◆ Exercise directions ◆
Print the listing in its entirety and exactly, leaving out images.

(Extracted data entries)

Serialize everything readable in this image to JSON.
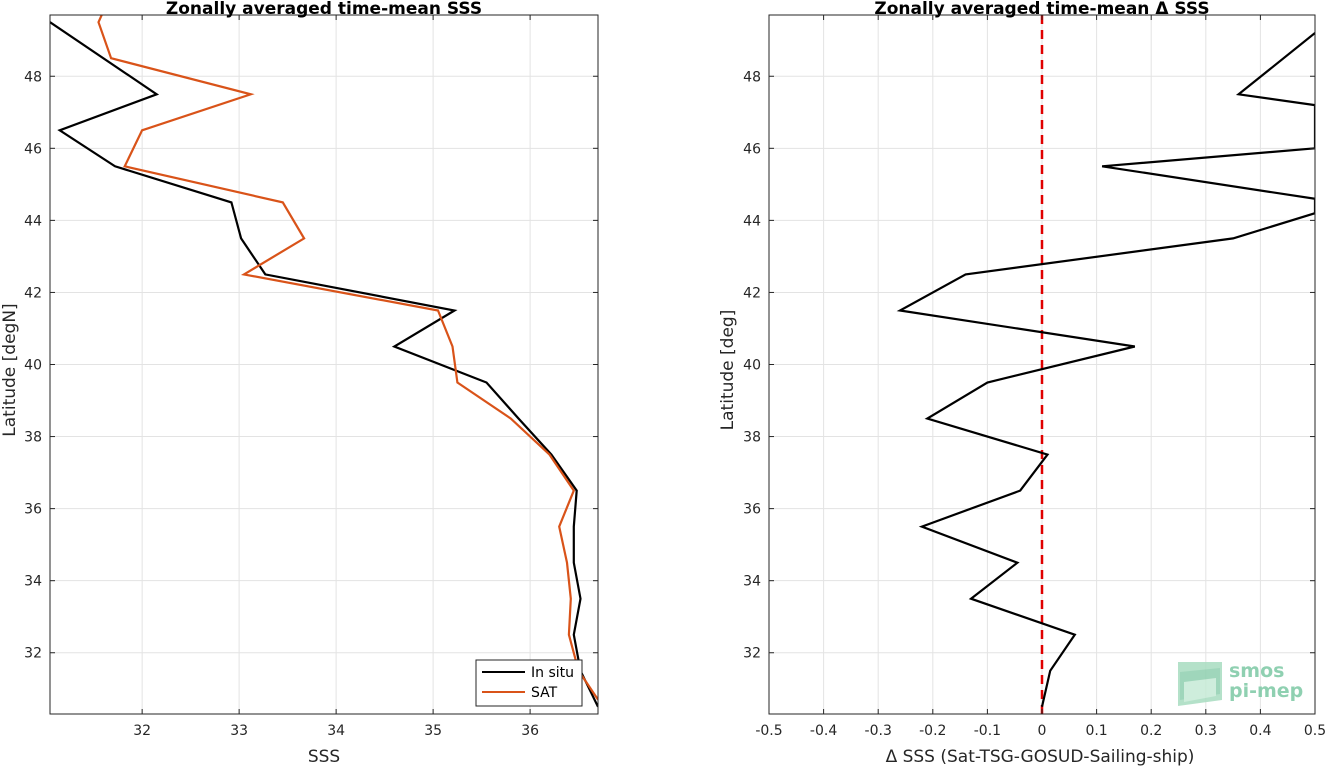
{
  "chart_data": [
    {
      "type": "line",
      "title": "Zonally averaged time-mean SSS",
      "xlabel": "SSS",
      "ylabel": "Latitude [degN]",
      "xlim": [
        31.05,
        36.7
      ],
      "ylim": [
        30.3,
        49.7
      ],
      "xticks": [
        32,
        33,
        34,
        35,
        36
      ],
      "yticks": [
        32,
        34,
        36,
        38,
        40,
        42,
        44,
        46,
        48
      ],
      "grid": true,
      "legend_position": "bottom-right",
      "series": [
        {
          "name": "In situ",
          "color": "#000000",
          "points": [
            [
              31.05,
              49.5
            ],
            [
              32.15,
              47.5
            ],
            [
              31.15,
              46.5
            ],
            [
              31.72,
              45.5
            ],
            [
              32.92,
              44.5
            ],
            [
              33.02,
              43.5
            ],
            [
              33.27,
              42.5
            ],
            [
              35.22,
              41.5
            ],
            [
              34.6,
              40.5
            ],
            [
              35.55,
              39.5
            ],
            [
              35.88,
              38.5
            ],
            [
              36.22,
              37.5
            ],
            [
              36.48,
              36.5
            ],
            [
              36.45,
              35.5
            ],
            [
              36.45,
              34.5
            ],
            [
              36.52,
              33.5
            ],
            [
              36.45,
              32.5
            ],
            [
              36.52,
              31.5
            ],
            [
              36.7,
              30.5
            ]
          ]
        },
        {
          "name": "SAT",
          "color": "#d95319",
          "points": [
            [
              31.6,
              49.8
            ],
            [
              31.55,
              49.5
            ],
            [
              31.68,
              48.5
            ],
            [
              33.12,
              47.5
            ],
            [
              32.0,
              46.5
            ],
            [
              31.82,
              45.5
            ],
            [
              33.45,
              44.5
            ],
            [
              33.67,
              43.5
            ],
            [
              33.05,
              42.5
            ],
            [
              35.05,
              41.5
            ],
            [
              35.2,
              40.5
            ],
            [
              35.25,
              39.5
            ],
            [
              35.8,
              38.5
            ],
            [
              36.2,
              37.5
            ],
            [
              36.45,
              36.5
            ],
            [
              36.3,
              35.5
            ],
            [
              36.38,
              34.5
            ],
            [
              36.42,
              33.5
            ],
            [
              36.4,
              32.5
            ],
            [
              36.5,
              31.5
            ],
            [
              36.7,
              30.7
            ]
          ]
        }
      ]
    },
    {
      "type": "line",
      "title": "Zonally averaged time-mean Δ SSS",
      "xlabel": "Δ SSS (Sat-TSG-GOSUD-Sailing-ship)",
      "ylabel": "Latitude [deg]",
      "xlim": [
        -0.5,
        0.5
      ],
      "ylim": [
        30.3,
        49.7
      ],
      "xticks": [
        -0.5,
        -0.4,
        -0.3,
        -0.2,
        -0.1,
        0,
        0.1,
        0.2,
        0.3,
        0.4,
        0.5
      ],
      "xtick_labels": [
        "-0.5",
        "-0.4",
        "-0.3",
        "-0.2",
        "-0.1",
        "0",
        "0.1",
        "0.2",
        "0.3",
        "0.4",
        "0.5"
      ],
      "yticks": [
        32,
        34,
        36,
        38,
        40,
        42,
        44,
        46,
        48
      ],
      "grid": true,
      "reference_line": {
        "x": 0,
        "color": "#e00000",
        "style": "dashed"
      },
      "series": [
        {
          "name": "",
          "color": "#000000",
          "points": [
            [
              0.5,
              49.2
            ],
            [
              0.36,
              47.5
            ],
            [
              0.5,
              47.2
            ],
            [
              0.5,
              46.0
            ],
            [
              0.11,
              45.5
            ],
            [
              0.5,
              44.6
            ],
            [
              0.5,
              44.2
            ],
            [
              0.35,
              43.5
            ],
            [
              -0.14,
              42.5
            ],
            [
              -0.26,
              41.5
            ],
            [
              0.17,
              40.5
            ],
            [
              -0.1,
              39.5
            ],
            [
              -0.21,
              38.5
            ],
            [
              0.01,
              37.5
            ],
            [
              -0.04,
              36.5
            ],
            [
              -0.22,
              35.5
            ],
            [
              -0.045,
              34.5
            ],
            [
              -0.13,
              33.5
            ],
            [
              0.06,
              32.5
            ],
            [
              0.015,
              31.5
            ],
            [
              0.0,
              30.5
            ]
          ]
        }
      ]
    }
  ],
  "legend": {
    "items": [
      "In situ",
      "SAT"
    ]
  },
  "logo": {
    "line1": "smos",
    "line2": "pi-mep"
  }
}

◆ Written solution ◆
Serialize everything readable in this image to JSON.
{
  "chart_data": [
    {
      "type": "line",
      "title": "Zonally averaged time-mean SSS",
      "xlabel": "SSS",
      "ylabel": "Latitude [degN]",
      "xlim": [
        31.05,
        36.7
      ],
      "ylim": [
        30.3,
        49.7
      ],
      "xticks": [
        32,
        33,
        34,
        35,
        36
      ],
      "yticks": [
        32,
        34,
        36,
        38,
        40,
        42,
        44,
        46,
        48
      ],
      "grid": true,
      "legend_position": "bottom-right",
      "series": [
        {
          "name": "In situ",
          "color": "#000000",
          "points": [
            [
              31.05,
              49.5
            ],
            [
              32.15,
              47.5
            ],
            [
              31.15,
              46.5
            ],
            [
              31.72,
              45.5
            ],
            [
              32.92,
              44.5
            ],
            [
              33.02,
              43.5
            ],
            [
              33.27,
              42.5
            ],
            [
              35.22,
              41.5
            ],
            [
              34.6,
              40.5
            ],
            [
              35.55,
              39.5
            ],
            [
              35.88,
              38.5
            ],
            [
              36.22,
              37.5
            ],
            [
              36.48,
              36.5
            ],
            [
              36.45,
              35.5
            ],
            [
              36.45,
              34.5
            ],
            [
              36.52,
              33.5
            ],
            [
              36.45,
              32.5
            ],
            [
              36.52,
              31.5
            ],
            [
              36.7,
              30.5
            ]
          ]
        },
        {
          "name": "SAT",
          "color": "#d95319",
          "points": [
            [
              31.6,
              49.8
            ],
            [
              31.55,
              49.5
            ],
            [
              31.68,
              48.5
            ],
            [
              33.12,
              47.5
            ],
            [
              32.0,
              46.5
            ],
            [
              31.82,
              45.5
            ],
            [
              33.45,
              44.5
            ],
            [
              33.67,
              43.5
            ],
            [
              33.05,
              42.5
            ],
            [
              35.05,
              41.5
            ],
            [
              35.2,
              40.5
            ],
            [
              35.25,
              39.5
            ],
            [
              35.8,
              38.5
            ],
            [
              36.2,
              37.5
            ],
            [
              36.45,
              36.5
            ],
            [
              36.3,
              35.5
            ],
            [
              36.38,
              34.5
            ],
            [
              36.42,
              33.5
            ],
            [
              36.4,
              32.5
            ],
            [
              36.5,
              31.5
            ],
            [
              36.7,
              30.7
            ]
          ]
        }
      ]
    },
    {
      "type": "line",
      "title": "Zonally averaged time-mean Δ SSS",
      "xlabel": "Δ SSS (Sat-TSG-GOSUD-Sailing-ship)",
      "ylabel": "Latitude [deg]",
      "xlim": [
        -0.5,
        0.5
      ],
      "ylim": [
        30.3,
        49.7
      ],
      "xticks": [
        -0.5,
        -0.4,
        -0.3,
        -0.2,
        -0.1,
        0,
        0.1,
        0.2,
        0.3,
        0.4,
        0.5
      ],
      "xtick_labels": [
        "-0.5",
        "-0.4",
        "-0.3",
        "-0.2",
        "-0.1",
        "0",
        "0.1",
        "0.2",
        "0.3",
        "0.4",
        "0.5"
      ],
      "yticks": [
        32,
        34,
        36,
        38,
        40,
        42,
        44,
        46,
        48
      ],
      "grid": true,
      "reference_line": {
        "x": 0,
        "color": "#e00000",
        "style": "dashed"
      },
      "series": [
        {
          "name": "",
          "color": "#000000",
          "points": [
            [
              0.5,
              49.2
            ],
            [
              0.36,
              47.5
            ],
            [
              0.5,
              47.2
            ],
            [
              0.5,
              46.0
            ],
            [
              0.11,
              45.5
            ],
            [
              0.5,
              44.6
            ],
            [
              0.5,
              44.2
            ],
            [
              0.35,
              43.5
            ],
            [
              -0.14,
              42.5
            ],
            [
              -0.26,
              41.5
            ],
            [
              0.17,
              40.5
            ],
            [
              -0.1,
              39.5
            ],
            [
              -0.21,
              38.5
            ],
            [
              0.01,
              37.5
            ],
            [
              -0.04,
              36.5
            ],
            [
              -0.22,
              35.5
            ],
            [
              -0.045,
              34.5
            ],
            [
              -0.13,
              33.5
            ],
            [
              0.06,
              32.5
            ],
            [
              0.015,
              31.5
            ],
            [
              0.0,
              30.5
            ]
          ]
        }
      ]
    }
  ],
  "legend": {
    "items": [
      "In situ",
      "SAT"
    ]
  },
  "logo": {
    "line1": "smos",
    "line2": "pi-mep"
  }
}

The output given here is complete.